Directions for this task:
Answer with nothing except the number of lines that contain the word "screenshot".

Exercise material:
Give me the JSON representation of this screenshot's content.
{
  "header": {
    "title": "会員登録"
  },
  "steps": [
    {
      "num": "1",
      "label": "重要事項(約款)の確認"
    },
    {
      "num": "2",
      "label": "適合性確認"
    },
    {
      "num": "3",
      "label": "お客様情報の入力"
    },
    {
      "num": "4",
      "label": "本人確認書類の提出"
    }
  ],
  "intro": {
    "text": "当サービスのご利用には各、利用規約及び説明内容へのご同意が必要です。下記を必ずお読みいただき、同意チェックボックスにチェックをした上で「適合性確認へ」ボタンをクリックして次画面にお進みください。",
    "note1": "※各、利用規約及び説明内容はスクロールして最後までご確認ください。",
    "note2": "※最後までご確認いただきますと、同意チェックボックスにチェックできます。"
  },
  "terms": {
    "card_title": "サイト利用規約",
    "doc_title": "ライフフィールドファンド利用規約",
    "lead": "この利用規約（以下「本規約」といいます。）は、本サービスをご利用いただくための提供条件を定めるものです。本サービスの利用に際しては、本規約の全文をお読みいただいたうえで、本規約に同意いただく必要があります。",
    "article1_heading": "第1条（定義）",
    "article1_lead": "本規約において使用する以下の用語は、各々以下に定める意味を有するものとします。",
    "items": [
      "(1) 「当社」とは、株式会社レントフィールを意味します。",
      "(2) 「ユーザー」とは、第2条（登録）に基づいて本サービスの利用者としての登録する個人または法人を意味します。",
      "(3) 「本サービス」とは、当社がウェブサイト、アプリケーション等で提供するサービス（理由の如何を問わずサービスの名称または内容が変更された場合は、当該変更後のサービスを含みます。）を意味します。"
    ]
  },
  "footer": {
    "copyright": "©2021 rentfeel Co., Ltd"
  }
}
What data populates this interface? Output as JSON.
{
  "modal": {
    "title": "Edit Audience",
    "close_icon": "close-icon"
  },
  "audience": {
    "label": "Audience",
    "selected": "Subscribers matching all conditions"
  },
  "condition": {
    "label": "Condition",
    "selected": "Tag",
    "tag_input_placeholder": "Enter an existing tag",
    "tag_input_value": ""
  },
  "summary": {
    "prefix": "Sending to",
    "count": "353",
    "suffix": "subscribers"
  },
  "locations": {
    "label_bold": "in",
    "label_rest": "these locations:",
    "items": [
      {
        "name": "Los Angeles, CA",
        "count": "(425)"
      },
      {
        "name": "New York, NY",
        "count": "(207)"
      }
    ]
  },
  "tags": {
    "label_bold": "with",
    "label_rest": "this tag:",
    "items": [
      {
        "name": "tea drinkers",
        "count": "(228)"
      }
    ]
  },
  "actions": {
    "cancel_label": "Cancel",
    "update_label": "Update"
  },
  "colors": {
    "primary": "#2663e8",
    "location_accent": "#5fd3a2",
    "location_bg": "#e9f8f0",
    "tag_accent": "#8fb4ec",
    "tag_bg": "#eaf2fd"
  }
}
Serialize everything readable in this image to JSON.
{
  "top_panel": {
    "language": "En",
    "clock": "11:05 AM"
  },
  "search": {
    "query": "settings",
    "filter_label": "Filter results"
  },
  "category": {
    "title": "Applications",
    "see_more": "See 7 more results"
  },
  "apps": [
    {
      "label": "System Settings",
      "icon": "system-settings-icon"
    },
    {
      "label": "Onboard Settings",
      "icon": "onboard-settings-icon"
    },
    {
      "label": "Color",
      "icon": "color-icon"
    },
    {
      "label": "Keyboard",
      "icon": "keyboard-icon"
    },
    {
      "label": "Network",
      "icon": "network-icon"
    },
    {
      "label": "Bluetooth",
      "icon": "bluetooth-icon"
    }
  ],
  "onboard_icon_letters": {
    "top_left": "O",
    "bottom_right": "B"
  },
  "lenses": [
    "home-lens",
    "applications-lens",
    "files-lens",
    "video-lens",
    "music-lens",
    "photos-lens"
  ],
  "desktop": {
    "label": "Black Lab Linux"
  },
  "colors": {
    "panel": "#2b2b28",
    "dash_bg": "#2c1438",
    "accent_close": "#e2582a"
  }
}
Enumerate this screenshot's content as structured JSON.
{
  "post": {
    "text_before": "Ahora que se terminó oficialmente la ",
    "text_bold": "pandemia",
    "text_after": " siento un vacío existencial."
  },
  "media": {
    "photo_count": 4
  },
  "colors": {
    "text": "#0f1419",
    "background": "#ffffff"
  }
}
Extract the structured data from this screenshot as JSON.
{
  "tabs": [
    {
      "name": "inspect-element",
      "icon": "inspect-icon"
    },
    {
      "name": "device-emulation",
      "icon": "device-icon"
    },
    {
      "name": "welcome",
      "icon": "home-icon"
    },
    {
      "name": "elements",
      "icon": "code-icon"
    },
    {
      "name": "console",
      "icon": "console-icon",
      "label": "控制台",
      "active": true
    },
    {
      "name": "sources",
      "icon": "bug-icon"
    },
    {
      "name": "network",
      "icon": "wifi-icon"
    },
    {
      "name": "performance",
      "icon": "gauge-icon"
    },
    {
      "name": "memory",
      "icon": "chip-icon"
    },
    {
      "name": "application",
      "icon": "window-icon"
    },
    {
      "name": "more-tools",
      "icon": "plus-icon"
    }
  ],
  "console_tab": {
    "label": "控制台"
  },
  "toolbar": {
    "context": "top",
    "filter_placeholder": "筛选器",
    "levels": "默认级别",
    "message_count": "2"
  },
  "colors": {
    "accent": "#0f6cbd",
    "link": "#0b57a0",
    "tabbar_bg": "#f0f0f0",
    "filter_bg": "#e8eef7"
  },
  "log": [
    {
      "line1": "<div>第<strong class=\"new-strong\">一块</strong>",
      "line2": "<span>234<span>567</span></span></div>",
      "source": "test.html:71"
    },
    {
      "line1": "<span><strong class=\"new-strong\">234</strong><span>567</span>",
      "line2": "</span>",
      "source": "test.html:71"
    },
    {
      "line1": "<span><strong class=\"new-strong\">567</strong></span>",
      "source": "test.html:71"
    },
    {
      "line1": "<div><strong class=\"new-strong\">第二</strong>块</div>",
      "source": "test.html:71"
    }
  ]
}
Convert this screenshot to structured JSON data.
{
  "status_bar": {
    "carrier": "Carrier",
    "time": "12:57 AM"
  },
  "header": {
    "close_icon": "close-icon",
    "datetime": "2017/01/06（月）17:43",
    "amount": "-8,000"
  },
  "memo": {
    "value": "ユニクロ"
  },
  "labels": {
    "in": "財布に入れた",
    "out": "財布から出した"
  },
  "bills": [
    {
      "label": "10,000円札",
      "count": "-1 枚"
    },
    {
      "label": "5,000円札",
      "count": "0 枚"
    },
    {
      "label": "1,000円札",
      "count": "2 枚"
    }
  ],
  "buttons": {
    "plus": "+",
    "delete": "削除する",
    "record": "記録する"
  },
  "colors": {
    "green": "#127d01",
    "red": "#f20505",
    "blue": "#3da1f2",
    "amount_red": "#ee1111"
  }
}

Output of the task:
4